* **Exercise goal**
Put every line of the data into a numbered list, leaving out any blank lines.

Dataset entries
— START —

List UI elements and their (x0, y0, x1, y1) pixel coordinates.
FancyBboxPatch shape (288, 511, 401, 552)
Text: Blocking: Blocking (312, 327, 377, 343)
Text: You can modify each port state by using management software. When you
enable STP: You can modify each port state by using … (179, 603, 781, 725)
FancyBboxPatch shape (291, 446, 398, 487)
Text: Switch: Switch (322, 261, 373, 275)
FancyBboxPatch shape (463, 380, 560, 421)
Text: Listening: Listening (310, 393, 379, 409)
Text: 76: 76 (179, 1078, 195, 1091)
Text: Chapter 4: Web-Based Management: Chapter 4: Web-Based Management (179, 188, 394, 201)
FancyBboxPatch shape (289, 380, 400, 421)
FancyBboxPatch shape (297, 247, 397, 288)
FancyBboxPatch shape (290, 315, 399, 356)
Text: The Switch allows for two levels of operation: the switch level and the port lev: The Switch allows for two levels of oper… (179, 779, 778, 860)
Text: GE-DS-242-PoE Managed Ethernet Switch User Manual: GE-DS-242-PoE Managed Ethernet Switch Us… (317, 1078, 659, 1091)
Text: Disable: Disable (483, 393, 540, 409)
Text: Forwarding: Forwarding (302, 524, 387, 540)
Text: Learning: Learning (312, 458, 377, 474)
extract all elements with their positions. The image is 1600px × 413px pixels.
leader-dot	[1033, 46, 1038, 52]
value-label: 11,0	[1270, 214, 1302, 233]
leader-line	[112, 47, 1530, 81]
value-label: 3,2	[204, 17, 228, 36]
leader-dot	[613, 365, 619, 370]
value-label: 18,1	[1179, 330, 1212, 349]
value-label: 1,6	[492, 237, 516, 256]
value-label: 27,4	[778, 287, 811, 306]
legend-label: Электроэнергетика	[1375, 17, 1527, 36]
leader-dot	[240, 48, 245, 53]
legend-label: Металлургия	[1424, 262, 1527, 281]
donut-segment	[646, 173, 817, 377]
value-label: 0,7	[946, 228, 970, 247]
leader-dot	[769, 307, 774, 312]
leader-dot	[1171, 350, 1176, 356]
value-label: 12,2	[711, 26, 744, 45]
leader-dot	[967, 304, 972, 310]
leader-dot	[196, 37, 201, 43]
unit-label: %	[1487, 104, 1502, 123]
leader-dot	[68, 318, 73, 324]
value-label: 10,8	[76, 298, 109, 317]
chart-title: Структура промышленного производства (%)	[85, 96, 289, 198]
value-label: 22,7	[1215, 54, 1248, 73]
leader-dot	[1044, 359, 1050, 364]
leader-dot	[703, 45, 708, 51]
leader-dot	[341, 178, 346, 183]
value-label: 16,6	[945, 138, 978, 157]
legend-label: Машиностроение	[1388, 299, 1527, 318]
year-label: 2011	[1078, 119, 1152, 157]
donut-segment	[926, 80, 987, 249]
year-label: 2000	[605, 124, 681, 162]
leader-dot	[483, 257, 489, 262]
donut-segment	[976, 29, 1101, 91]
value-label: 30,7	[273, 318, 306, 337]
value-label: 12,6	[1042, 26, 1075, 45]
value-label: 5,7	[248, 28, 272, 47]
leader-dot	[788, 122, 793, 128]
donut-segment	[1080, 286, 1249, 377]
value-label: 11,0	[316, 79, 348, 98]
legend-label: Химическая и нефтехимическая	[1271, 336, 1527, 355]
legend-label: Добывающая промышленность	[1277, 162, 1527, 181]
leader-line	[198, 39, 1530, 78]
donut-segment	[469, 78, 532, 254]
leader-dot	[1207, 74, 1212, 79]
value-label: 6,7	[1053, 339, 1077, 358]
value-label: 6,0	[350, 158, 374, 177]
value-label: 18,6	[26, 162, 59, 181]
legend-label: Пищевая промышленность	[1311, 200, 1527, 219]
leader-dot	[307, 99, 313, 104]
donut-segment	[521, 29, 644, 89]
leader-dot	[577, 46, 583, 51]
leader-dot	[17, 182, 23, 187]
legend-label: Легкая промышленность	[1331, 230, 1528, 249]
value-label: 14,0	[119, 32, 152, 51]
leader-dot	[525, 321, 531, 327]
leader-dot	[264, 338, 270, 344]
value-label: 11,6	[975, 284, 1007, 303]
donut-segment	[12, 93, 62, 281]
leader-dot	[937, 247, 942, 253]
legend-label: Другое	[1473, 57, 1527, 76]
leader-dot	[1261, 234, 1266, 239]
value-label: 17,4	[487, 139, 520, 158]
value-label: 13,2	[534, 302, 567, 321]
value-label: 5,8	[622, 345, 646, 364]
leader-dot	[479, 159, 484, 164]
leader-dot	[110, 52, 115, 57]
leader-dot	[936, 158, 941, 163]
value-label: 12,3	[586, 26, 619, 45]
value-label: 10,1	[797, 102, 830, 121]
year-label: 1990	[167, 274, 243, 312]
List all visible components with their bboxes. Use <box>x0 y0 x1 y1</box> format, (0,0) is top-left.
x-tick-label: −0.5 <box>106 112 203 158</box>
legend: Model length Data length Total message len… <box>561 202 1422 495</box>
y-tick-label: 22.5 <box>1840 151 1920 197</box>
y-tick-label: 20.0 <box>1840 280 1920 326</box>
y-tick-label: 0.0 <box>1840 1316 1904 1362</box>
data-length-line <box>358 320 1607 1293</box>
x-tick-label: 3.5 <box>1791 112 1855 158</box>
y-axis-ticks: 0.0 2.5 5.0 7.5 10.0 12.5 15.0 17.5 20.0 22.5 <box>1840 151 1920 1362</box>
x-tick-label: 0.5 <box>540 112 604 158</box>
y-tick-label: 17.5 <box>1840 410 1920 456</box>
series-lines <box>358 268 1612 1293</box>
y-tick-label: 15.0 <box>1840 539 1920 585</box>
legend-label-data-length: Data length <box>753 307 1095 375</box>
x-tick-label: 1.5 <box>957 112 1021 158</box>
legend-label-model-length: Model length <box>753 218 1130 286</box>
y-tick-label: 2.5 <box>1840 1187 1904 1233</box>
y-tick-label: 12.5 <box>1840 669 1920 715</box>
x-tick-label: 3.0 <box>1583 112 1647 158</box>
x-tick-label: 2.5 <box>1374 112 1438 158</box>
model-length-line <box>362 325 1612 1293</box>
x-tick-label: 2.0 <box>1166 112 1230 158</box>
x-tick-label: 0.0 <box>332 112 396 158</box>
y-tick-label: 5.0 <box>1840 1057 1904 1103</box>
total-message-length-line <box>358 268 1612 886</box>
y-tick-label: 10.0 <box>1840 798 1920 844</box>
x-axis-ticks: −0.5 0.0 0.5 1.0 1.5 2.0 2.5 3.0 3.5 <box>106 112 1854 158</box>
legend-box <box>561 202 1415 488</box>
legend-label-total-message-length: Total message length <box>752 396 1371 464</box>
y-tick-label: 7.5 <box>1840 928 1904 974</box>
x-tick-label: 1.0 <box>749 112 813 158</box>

— END —

* **Exercise output**
1. List UI elements and their (x0, y0, x1, y1) pixel coordinates.
2. FancyBboxPatch shape (288, 511, 401, 552)
3. Text: Blocking: Blocking (312, 327, 377, 343)
4. Text: You can modify each port state by using management software. When you
5. enable STP: You can modify each port state by using … (179, 603, 781, 725)
6. FancyBboxPatch shape (291, 446, 398, 487)
7. Text: Switch: Switch (322, 261, 373, 275)
8. FancyBboxPatch shape (463, 380, 560, 421)
9. Text: Listening: Listening (310, 393, 379, 409)
10. Text: 76: 76 (179, 1078, 195, 1091)
11. Text: Chapter 4: Web-Based Management: Chapter 4: Web-Based Management (179, 188, 394, 201)
12. FancyBboxPatch shape (289, 380, 400, 421)
13. FancyBboxPatch shape (297, 247, 397, 288)
14. FancyBboxPatch shape (290, 315, 399, 356)
15. Text: The Switch allows for two levels of operation: the switch level and the port lev: The Switch allows for two levels of oper… (179, 779, 778, 860)
16. Text: GE-DS-242-PoE Managed Ethernet Switch User Manual: GE-DS-242-PoE Managed Ethernet Switch Us… (317, 1078, 659, 1091)
17. Text: Disable: Disable (483, 393, 540, 409)
18. Text: Forwarding: Forwarding (302, 524, 387, 540)
19. Text: Learning: Learning (312, 458, 377, 474)
20. extract all elements with their positions. The image is 1600px × 413px pixels.
21. leader-dot	[1033, 46, 1038, 52]
22. value-label: 11,0	[1270, 214, 1302, 233]
23. leader-line	[112, 47, 1530, 81]
24. value-label: 3,2	[204, 17, 228, 36]
25. leader-dot	[613, 365, 619, 370]
26. value-label: 18,1	[1179, 330, 1212, 349]
27. value-label: 1,6	[492, 237, 516, 256]
28. value-label: 27,4	[778, 287, 811, 306]
29. legend-label: Электроэнергетика	[1375, 17, 1527, 36]
30. leader-dot	[240, 48, 245, 53]
31. legend-label: Металлургия	[1424, 262, 1527, 281]
32. donut-segment	[646, 173, 817, 377]
33. value-label: 0,7	[946, 228, 970, 247]
34. leader-dot	[769, 307, 774, 312]
35. leader-dot	[1171, 350, 1176, 356]
36. value-label: 12,2	[711, 26, 744, 45]
37. leader-dot	[967, 304, 972, 310]
38. leader-dot	[196, 37, 201, 43]
39. unit-label: %	[1487, 104, 1502, 123]
40. leader-dot	[68, 318, 73, 324]
41. value-label: 10,8	[76, 298, 109, 317]
42. chart-title: Структура промышленного производства (%)	[85, 96, 289, 198]
43. value-label: 22,7	[1215, 54, 1248, 73]
44. leader-dot	[1044, 359, 1050, 364]
45. leader-dot	[703, 45, 708, 51]
46. leader-dot	[341, 178, 346, 183]
47. value-label: 16,6	[945, 138, 978, 157]
48. legend-label: Машиностроение	[1388, 299, 1527, 318]
49. year-label: 2011	[1078, 119, 1152, 157]
50. donut-segment	[926, 80, 987, 249]
51. year-label: 2000	[605, 124, 681, 162]
52. leader-dot	[483, 257, 489, 262]
53. donut-segment	[976, 29, 1101, 91]
54. value-label: 30,7	[273, 318, 306, 337]
55. value-label: 12,6	[1042, 26, 1075, 45]
56. value-label: 5,7	[248, 28, 272, 47]
57. leader-dot	[788, 122, 793, 128]
58. donut-segment	[1080, 286, 1249, 377]
59. value-label: 11,0	[316, 79, 348, 98]
60. legend-label: Химическая и нефтехимическая	[1271, 336, 1527, 355]
61. legend-label: Добывающая промышленность	[1277, 162, 1527, 181]
62. leader-line	[198, 39, 1530, 78]
63. donut-segment	[469, 78, 532, 254]
64. leader-dot	[1207, 74, 1212, 79]
65. value-label: 6,7	[1053, 339, 1077, 358]
66. value-label: 6,0	[350, 158, 374, 177]
67. value-label: 18,6	[26, 162, 59, 181]
68. legend-label: Пищевая промышленность	[1311, 200, 1527, 219]
69. leader-dot	[307, 99, 313, 104]
70. donut-segment	[521, 29, 644, 89]
71. leader-dot	[577, 46, 583, 51]
72. leader-dot	[17, 182, 23, 187]
73. legend-label: Легкая промышленность	[1331, 230, 1528, 249]
74. value-label: 14,0	[119, 32, 152, 51]
75. leader-dot	[525, 321, 531, 327]
76. leader-dot	[264, 338, 270, 344]
77. value-label: 11,6	[975, 284, 1007, 303]
78. donut-segment	[12, 93, 62, 281]
79. leader-dot	[937, 247, 942, 253]
80. legend-label: Другое	[1473, 57, 1527, 76]
81. leader-dot	[1261, 234, 1266, 239]
82. value-label: 17,4	[487, 139, 520, 158]
83. value-label: 13,2	[534, 302, 567, 321]
84. value-label: 5,8	[622, 345, 646, 364]
85. leader-dot	[479, 159, 484, 164]
86. leader-dot	[110, 52, 115, 57]
87. leader-dot	[936, 158, 941, 163]
88. value-label: 12,3	[586, 26, 619, 45]
89. value-label: 10,1	[797, 102, 830, 121]
90. year-label: 1990	[167, 274, 243, 312]
91. List all visible components with their bboxes. Use <box>x0 y0 x1 y1</box> format, (0,0) is top-left.
92. x-tick-label: −0.5 <box>106 112 203 158</box>
93. legend: Model length Data length Total message len… <box>561 202 1422 495</box>
94. y-tick-label: 22.5 <box>1840 151 1920 197</box>
95. y-tick-label: 20.0 <box>1840 280 1920 326</box>
96. y-tick-label: 0.0 <box>1840 1316 1904 1362</box>
97. data-length-line <box>358 320 1607 1293</box>
98. x-tick-label: 3.5 <box>1791 112 1855 158</box>
99. y-axis-ticks: 0.0 2.5 5.0 7.5 10.0 12.5 15.0 17.5 20.0 22.5 <box>1840 151 1920 1362</box>
100. x-tick-label: 0.5 <box>540 112 604 158</box>
101. y-tick-label: 17.5 <box>1840 410 1920 456</box>
102. series-lines <box>358 268 1612 1293</box>
103. y-tick-label: 15.0 <box>1840 539 1920 585</box>
104. legend-label-data-length: Data length <box>753 307 1095 375</box>
105. x-tick-label: 1.5 <box>957 112 1021 158</box>
106. legend-label-model-length: Model length <box>753 218 1130 286</box>
107. y-tick-label: 2.5 <box>1840 1187 1904 1233</box>
108. y-tick-label: 12.5 <box>1840 669 1920 715</box>
109. x-tick-label: 3.0 <box>1583 112 1647 158</box>
110. x-tick-label: 2.5 <box>1374 112 1438 158</box>
111. model-length-line <box>362 325 1612 1293</box>
112. x-tick-label: 2.0 <box>1166 112 1230 158</box>
113. x-tick-label: 0.0 <box>332 112 396 158</box>
114. y-tick-label: 5.0 <box>1840 1057 1904 1103</box>
115. total-message-length-line <box>358 268 1612 886</box>
116. y-tick-label: 10.0 <box>1840 798 1920 844</box>
117. x-axis-ticks: −0.5 0.0 0.5 1.0 1.5 2.0 2.5 3.0 3.5 <box>106 112 1854 158</box>
118. legend-box <box>561 202 1415 488</box>
119. legend-label-total-message-length: Total message length <box>752 396 1371 464</box>
120. y-tick-label: 7.5 <box>1840 928 1904 974</box>
121. x-tick-label: 1.0 <box>749 112 813 158</box>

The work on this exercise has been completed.